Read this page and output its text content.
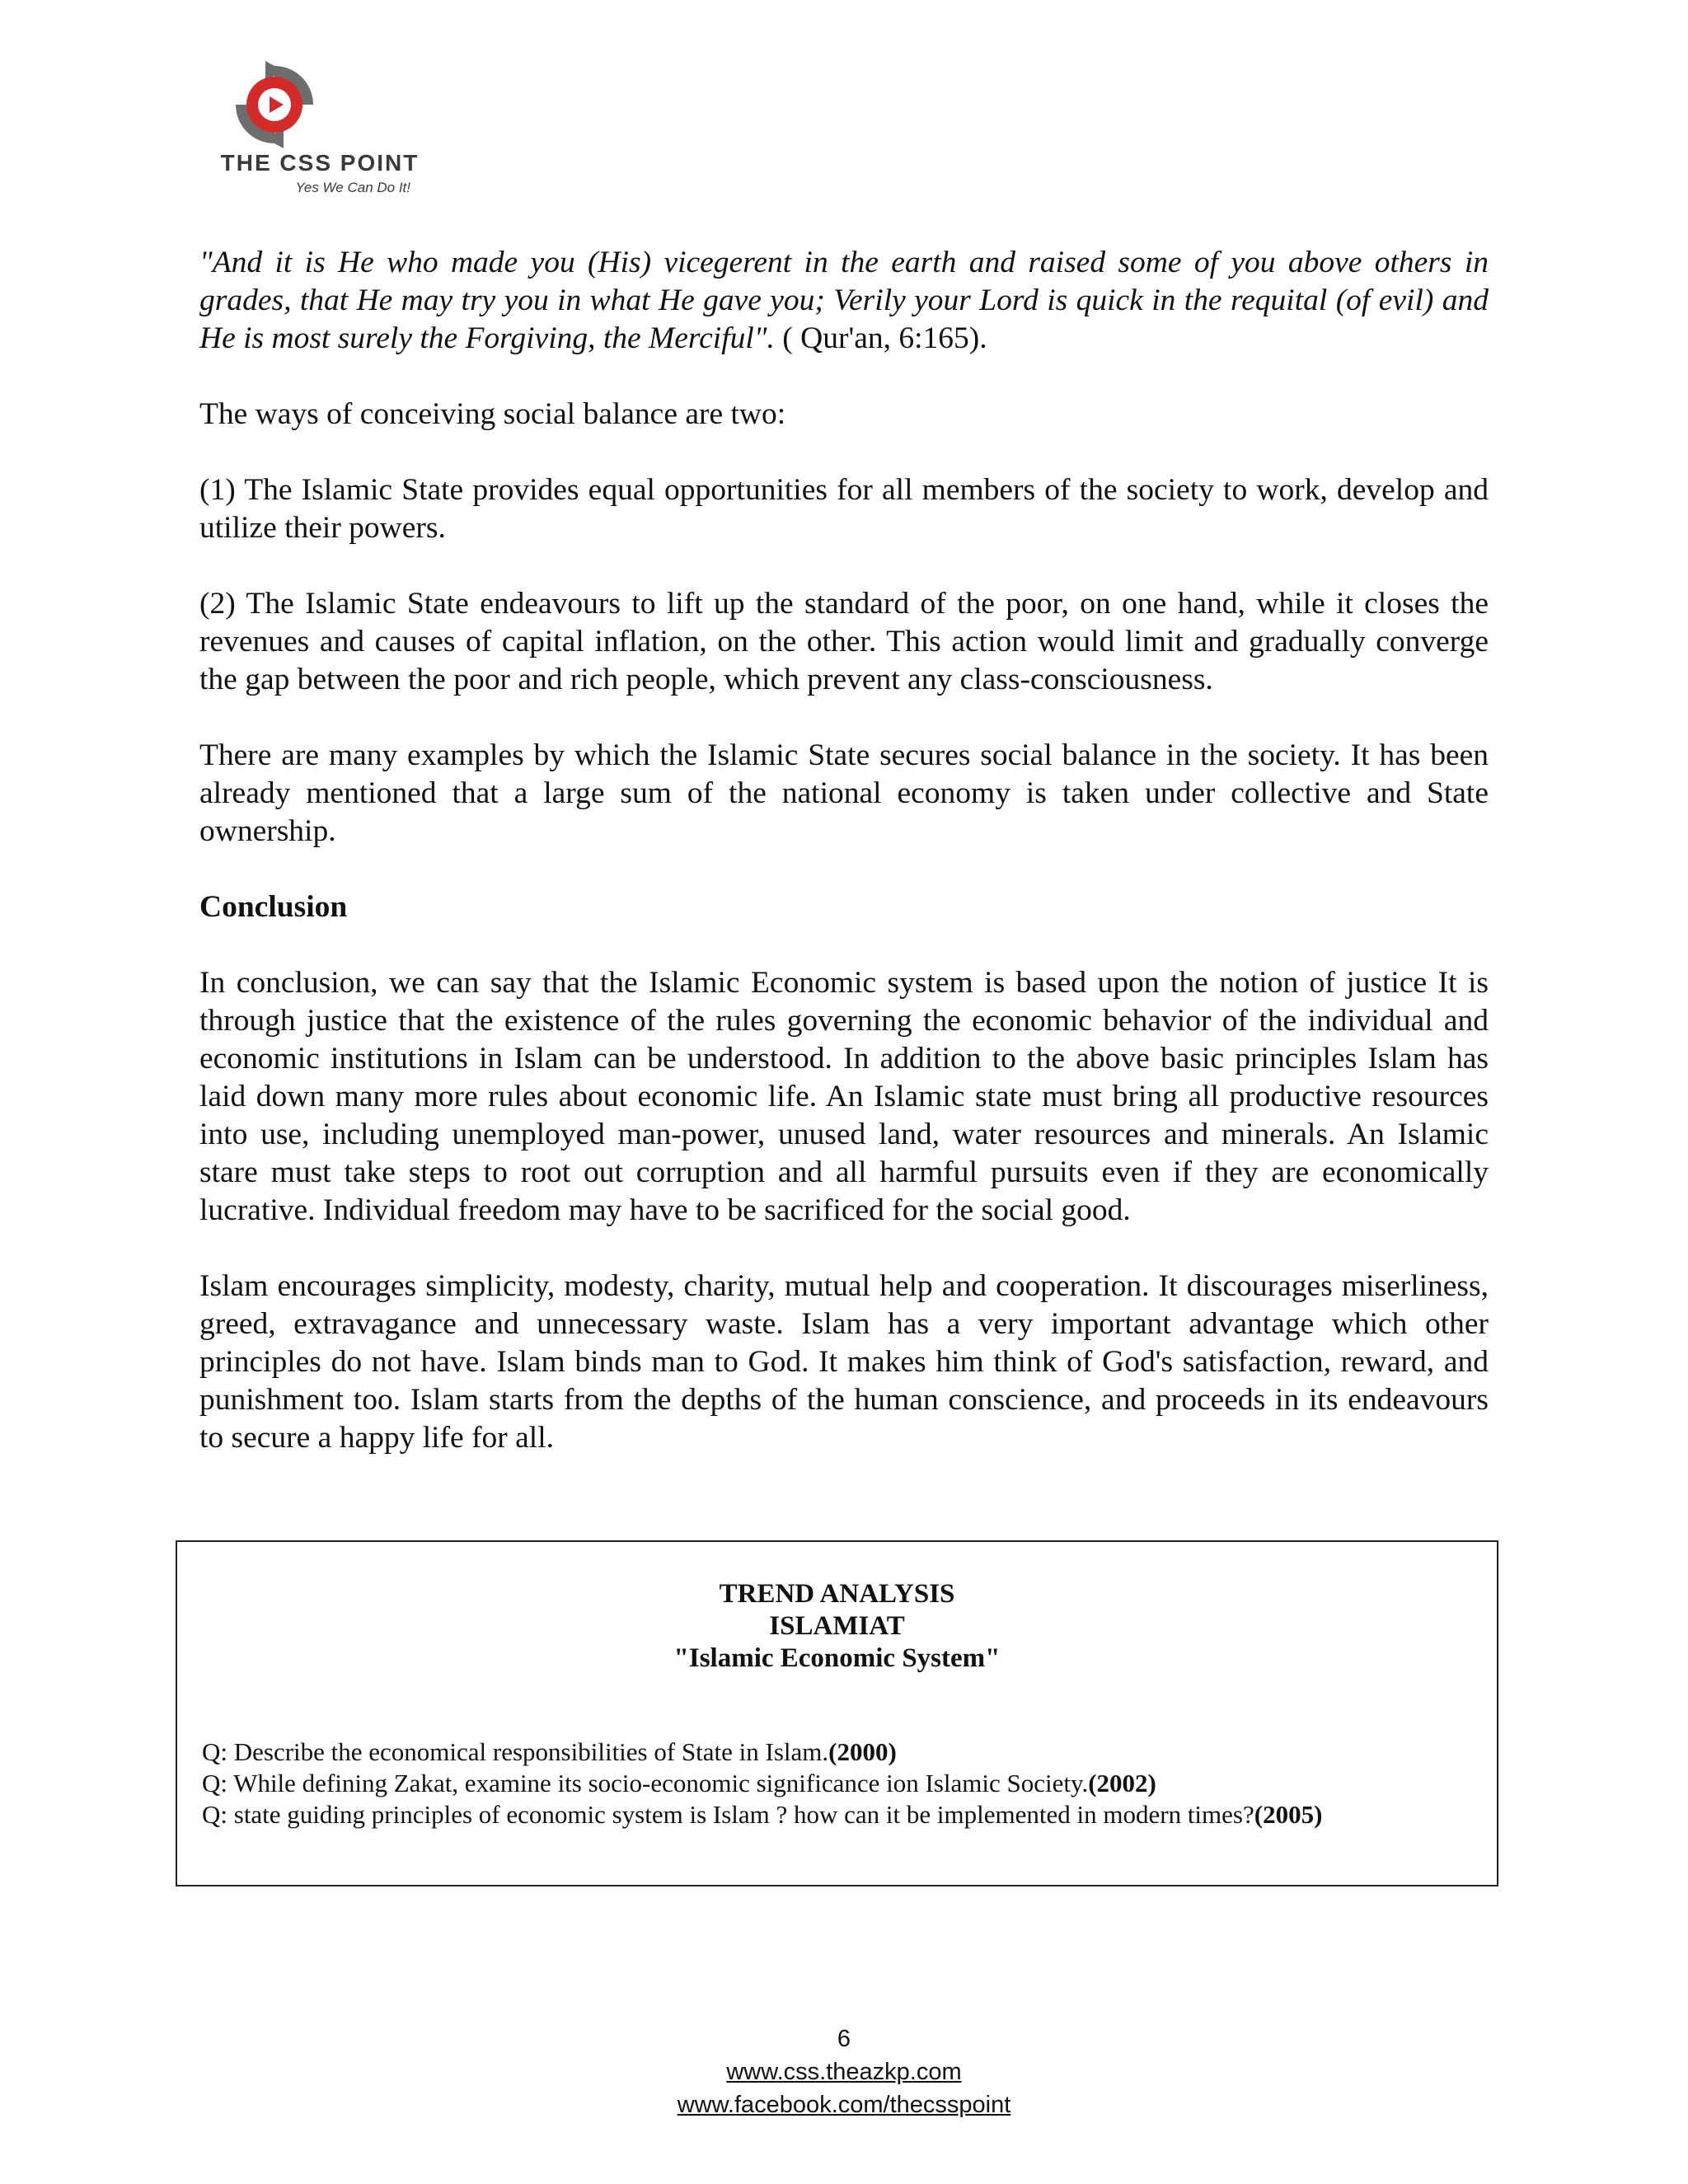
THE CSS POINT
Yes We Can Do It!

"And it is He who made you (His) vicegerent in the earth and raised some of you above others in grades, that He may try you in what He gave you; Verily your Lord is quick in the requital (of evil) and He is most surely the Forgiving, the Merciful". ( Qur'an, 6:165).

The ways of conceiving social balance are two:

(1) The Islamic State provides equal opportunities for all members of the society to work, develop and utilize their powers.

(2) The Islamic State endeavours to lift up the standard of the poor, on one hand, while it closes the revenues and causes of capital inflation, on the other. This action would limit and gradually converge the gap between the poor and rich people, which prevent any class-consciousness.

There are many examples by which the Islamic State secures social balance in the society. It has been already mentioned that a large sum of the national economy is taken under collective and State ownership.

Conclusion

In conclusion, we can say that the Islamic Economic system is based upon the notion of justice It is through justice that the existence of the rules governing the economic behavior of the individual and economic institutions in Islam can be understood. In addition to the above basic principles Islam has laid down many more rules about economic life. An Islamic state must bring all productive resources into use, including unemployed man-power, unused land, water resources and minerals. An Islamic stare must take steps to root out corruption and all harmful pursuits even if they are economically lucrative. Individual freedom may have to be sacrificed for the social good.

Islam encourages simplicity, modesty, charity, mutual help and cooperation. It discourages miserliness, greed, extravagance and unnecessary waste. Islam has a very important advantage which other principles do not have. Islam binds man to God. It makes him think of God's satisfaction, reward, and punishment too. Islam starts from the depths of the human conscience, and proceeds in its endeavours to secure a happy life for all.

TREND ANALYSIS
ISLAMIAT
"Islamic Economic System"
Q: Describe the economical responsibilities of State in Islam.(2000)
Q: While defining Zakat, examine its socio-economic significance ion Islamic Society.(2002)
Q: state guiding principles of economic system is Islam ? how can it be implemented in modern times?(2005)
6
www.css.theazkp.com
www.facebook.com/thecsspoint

· · · ·

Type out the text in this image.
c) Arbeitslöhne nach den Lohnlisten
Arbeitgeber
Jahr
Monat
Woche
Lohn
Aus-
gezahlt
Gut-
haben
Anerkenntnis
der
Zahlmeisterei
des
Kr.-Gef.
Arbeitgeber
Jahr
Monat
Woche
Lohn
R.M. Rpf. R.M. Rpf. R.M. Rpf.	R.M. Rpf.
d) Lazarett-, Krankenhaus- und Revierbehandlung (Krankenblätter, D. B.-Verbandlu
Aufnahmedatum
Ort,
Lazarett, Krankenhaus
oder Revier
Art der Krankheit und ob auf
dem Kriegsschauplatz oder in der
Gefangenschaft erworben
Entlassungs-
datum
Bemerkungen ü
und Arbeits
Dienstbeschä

· · · ·

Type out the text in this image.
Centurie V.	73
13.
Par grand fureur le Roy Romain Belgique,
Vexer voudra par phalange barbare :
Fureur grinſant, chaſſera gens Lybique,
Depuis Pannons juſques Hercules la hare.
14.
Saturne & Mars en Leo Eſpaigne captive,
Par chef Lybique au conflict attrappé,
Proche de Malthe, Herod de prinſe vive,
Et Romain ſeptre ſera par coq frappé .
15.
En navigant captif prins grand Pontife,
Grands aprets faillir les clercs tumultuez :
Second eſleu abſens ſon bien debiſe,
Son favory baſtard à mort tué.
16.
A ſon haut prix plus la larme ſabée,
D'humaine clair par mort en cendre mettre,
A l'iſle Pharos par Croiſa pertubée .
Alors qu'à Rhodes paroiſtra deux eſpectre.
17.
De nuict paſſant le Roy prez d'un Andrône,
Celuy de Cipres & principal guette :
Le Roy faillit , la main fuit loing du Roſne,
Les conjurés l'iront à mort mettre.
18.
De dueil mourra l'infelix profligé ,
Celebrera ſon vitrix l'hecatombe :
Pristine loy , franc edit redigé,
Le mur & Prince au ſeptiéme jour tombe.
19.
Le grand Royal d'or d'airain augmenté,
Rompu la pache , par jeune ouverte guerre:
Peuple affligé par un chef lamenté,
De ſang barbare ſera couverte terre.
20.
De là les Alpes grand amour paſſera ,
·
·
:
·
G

· · · ·

▶ **SET TASK**:
From the listing above, copy all lines holding the word "chef".

▶ **SOLUTION BELOW**:
Par chef Lybique au conflict attrappé,
Peuple affligé par un chef lamenté,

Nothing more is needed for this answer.